### EXTRACTED DATA

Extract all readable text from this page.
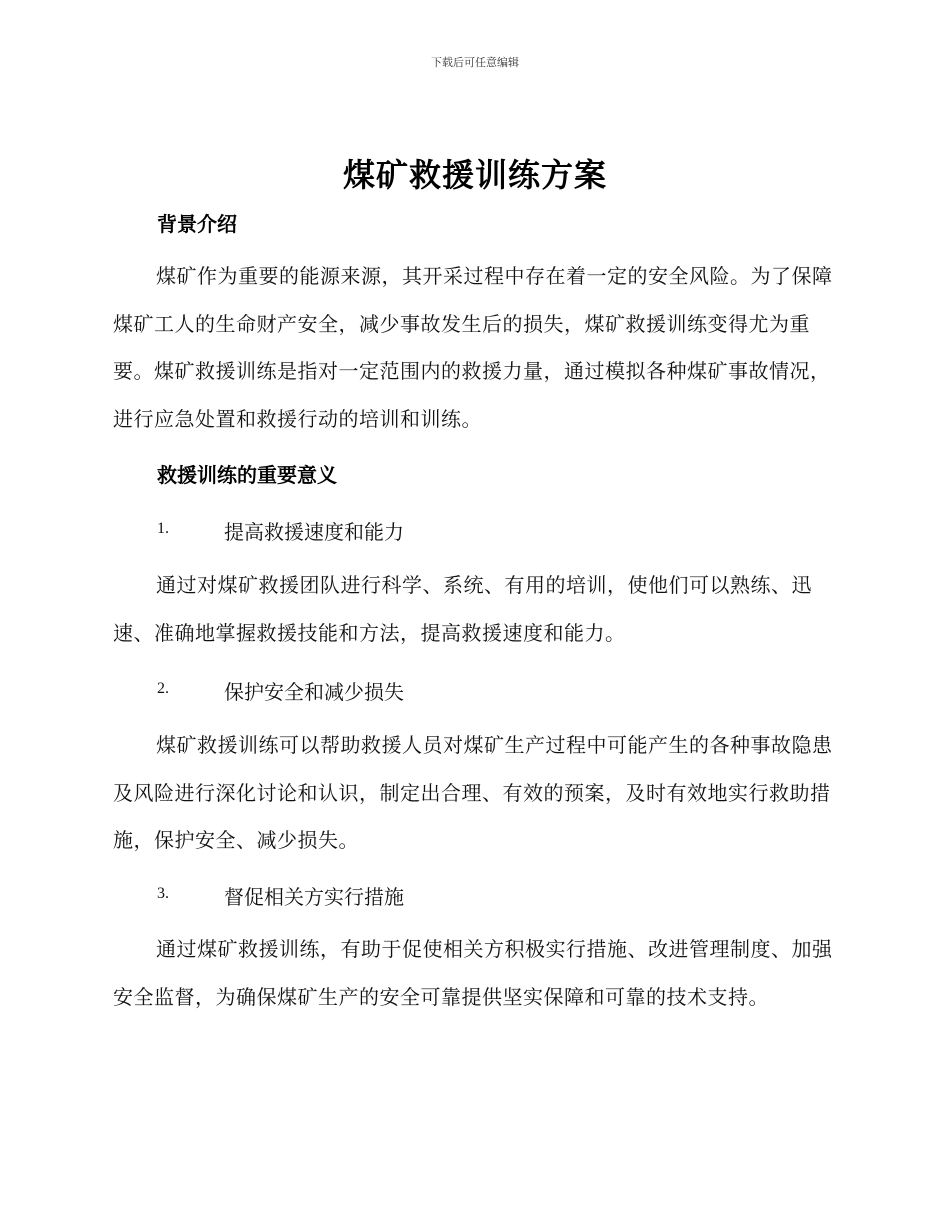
下载后可任意编辑
煤矿救援训练方案
背景介绍

煤矿作为重要的能源来源，其开采过程中存在着一定的安全风险。为了保障煤矿工人的生命财产安全，减少事故发生后的损失，煤矿救援训练变得尤为重要。煤矿救援训练是指对一定范围内的救援力量，通过模拟各种煤矿事故情况，进行应急处置和救援行动的培训和训练。

救援训练的重要意义
1.	提高救援速度和能力

通过对煤矿救援团队进行科学、系统、有用的培训，使他们可以熟练、迅速、准确地掌握救援技能和方法，提高救援速度和能力。

2.	保护安全和减少损失

煤矿救援训练可以帮助救援人员对煤矿生产过程中可能产生的各种事故隐患及风险进行深化讨论和认识，制定出合理、有效的预案，及时有效地实行救助措施，保护安全、减少损失。

3.	督促相关方实行措施

通过煤矿救援训练，有助于促使相关方积极实行措施、改进管理制度、加强安全监督，为确保煤矿生产的安全可靠提供坚实保障和可靠的技术支持。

### EXERCISE REQUIREMENTS
Copy the listing word for word, excluding its pictures.

### WORKED ANSWER
Extract all readable text from this page.
下载后可任意编辑
煤矿救援训练方案
背景介绍

煤矿作为重要的能源来源，其开采过程中存在着一定的安全风险。为了保障煤矿工人的生命财产安全，减少事故发生后的损失，煤矿救援训练变得尤为重要。煤矿救援训练是指对一定范围内的救援力量，通过模拟各种煤矿事故情况，进行应急处置和救援行动的培训和训练。

救援训练的重要意义
1.	提高救援速度和能力

通过对煤矿救援团队进行科学、系统、有用的培训，使他们可以熟练、迅速、准确地掌握救援技能和方法，提高救援速度和能力。

2.	保护安全和减少损失

煤矿救援训练可以帮助救援人员对煤矿生产过程中可能产生的各种事故隐患及风险进行深化讨论和认识，制定出合理、有效的预案，及时有效地实行救助措施，保护安全、减少损失。

3.	督促相关方实行措施

通过煤矿救援训练，有助于促使相关方积极实行措施、改进管理制度、加强安全监督，为确保煤矿生产的安全可靠提供坚实保障和可靠的技术支持。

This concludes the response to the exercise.